>>>>>

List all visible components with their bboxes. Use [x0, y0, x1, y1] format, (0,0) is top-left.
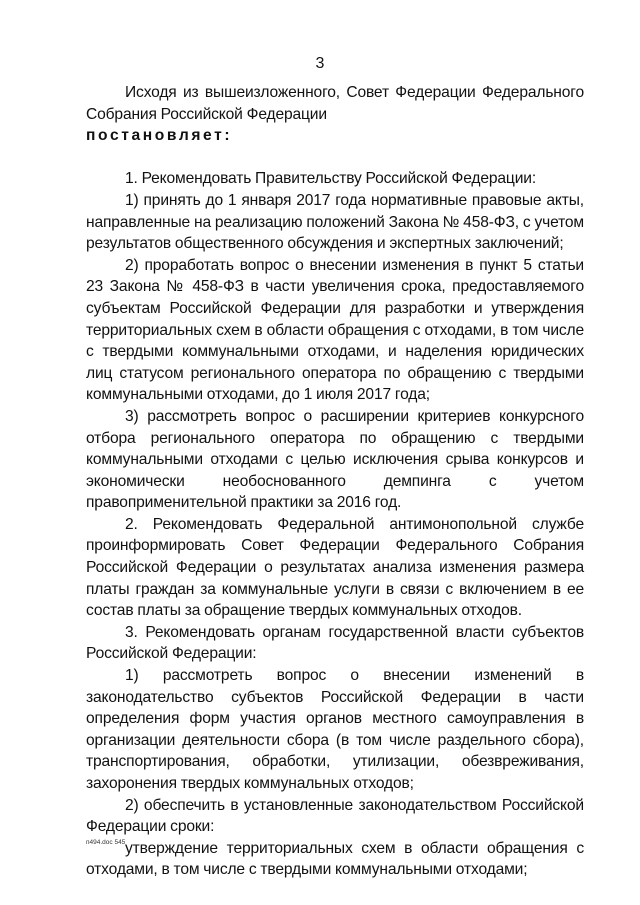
file-footer: п494.doc 545	[86, 839, 126, 846]
paragraph-item-2: 2. Рекомендовать Федеральной антимонопольной службе проинформировать Совет Федерации Федерального Собрания Российской Федерации о результатах анализа изменения размера платы граждан за коммунальные услуги в связи с включением в ее состав платы за обращение твердых коммунальных отходов.	[86, 515, 584, 620]
paragraph-item-1-3: 3) рассмотреть вопрос о расширении критериев конкурсного отбора регионального оператора по обращению с твердыми коммунальными отходами с целью исключения срыва конкурсов и экономически необоснованного демпинга с учетом правоприменительной практики за 2016 год.	[86, 407, 584, 512]
paragraph-item-1-1: 1) принять до 1 января 2017 года нормативные правовые акты, направленные на реализацию положений Закона № 458-ФЗ, с учетом результатов общественного обсуждения и экспертных заключений;	[86, 191, 584, 253]
paragraph-item-3-2-a: утверждение территориальных схем в области обращения с отходами, в том числе с твердыми коммунальными отходами;	[86, 839, 584, 879]
paragraph-item-3-1: 1) рассмотреть вопрос о внесении изменений в законодательство субъектов Российской Федерации в части определения форм участия органов местного самоуправления в организации деятельности сбора (в том числе раздельного сбора), транспортирования, обработки, утилизации, обезвреживания, захоронения твердых коммунальных отходов;	[86, 667, 584, 792]
paragraph-item-3-2: 2) обеспечить в установленные законодательством Российской Федерации сроки:	[86, 796, 584, 836]
paragraph-item-1-2: 2) проработать вопрос о внесении изменения в пункт 5 статьи 23 Закона № 458-ФЗ в части увеличения срока, предоставляемого субъектам Российской Федерации для разработки и утверждения территориальных схем в области обращения с отходами, в том числе с твердыми коммунальными отходами, и наделения юридических лиц статусом регионального оператора по обращению с твердыми коммунальными отходами, до 1 июля 2017 года;	[86, 256, 584, 404]
paragraph-item-1: 1. Рекомендовать Правительству Российской Федерации:	[125, 170, 537, 188]
page-number: 3	[315, 55, 325, 72]
paragraph-item-3: 3. Рекомендовать органам государственной власти субъектов Российской Федерации:	[86, 623, 584, 663]
intro-paragraph	[86, 82, 584, 147]
document-body	[86, 82, 584, 881]
decree-word: постановляет:	[86, 127, 233, 145]
intro-text: Исходя из вышеизложенного, Совет Федерации Федерального Собрания Российской Федерации	[86, 84, 584, 123]
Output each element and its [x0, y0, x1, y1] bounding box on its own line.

<<<<<

Report each line of the items above that contains the word "внесении". Case counts.

paragraph-item-3-1: 1) рассмотреть вопрос о внесении изменений в законодательство субъектов Российской Федерации в части определения форм участия органов местного самоуправления в организации деятельности сбора (в том числе раздельного сбора), транспортирования, обработки, утилизации, обезвреживания, захоронения твердых коммунальных отходов;	[86, 667, 584, 792]
paragraph-item-1-2: 2) проработать вопрос о внесении изменения в пункт 5 статьи 23 Закона № 458-ФЗ в части увеличения срока, предоставляемого субъектам Российской Федерации для разработки и утверждения территориальных схем в области обращения с отходами, в том числе с твердыми коммунальными отходами, и наделения юридических лиц статусом регионального оператора по обращению с твердыми коммунальными отходами, до 1 июля 2017 года;	[86, 256, 584, 404]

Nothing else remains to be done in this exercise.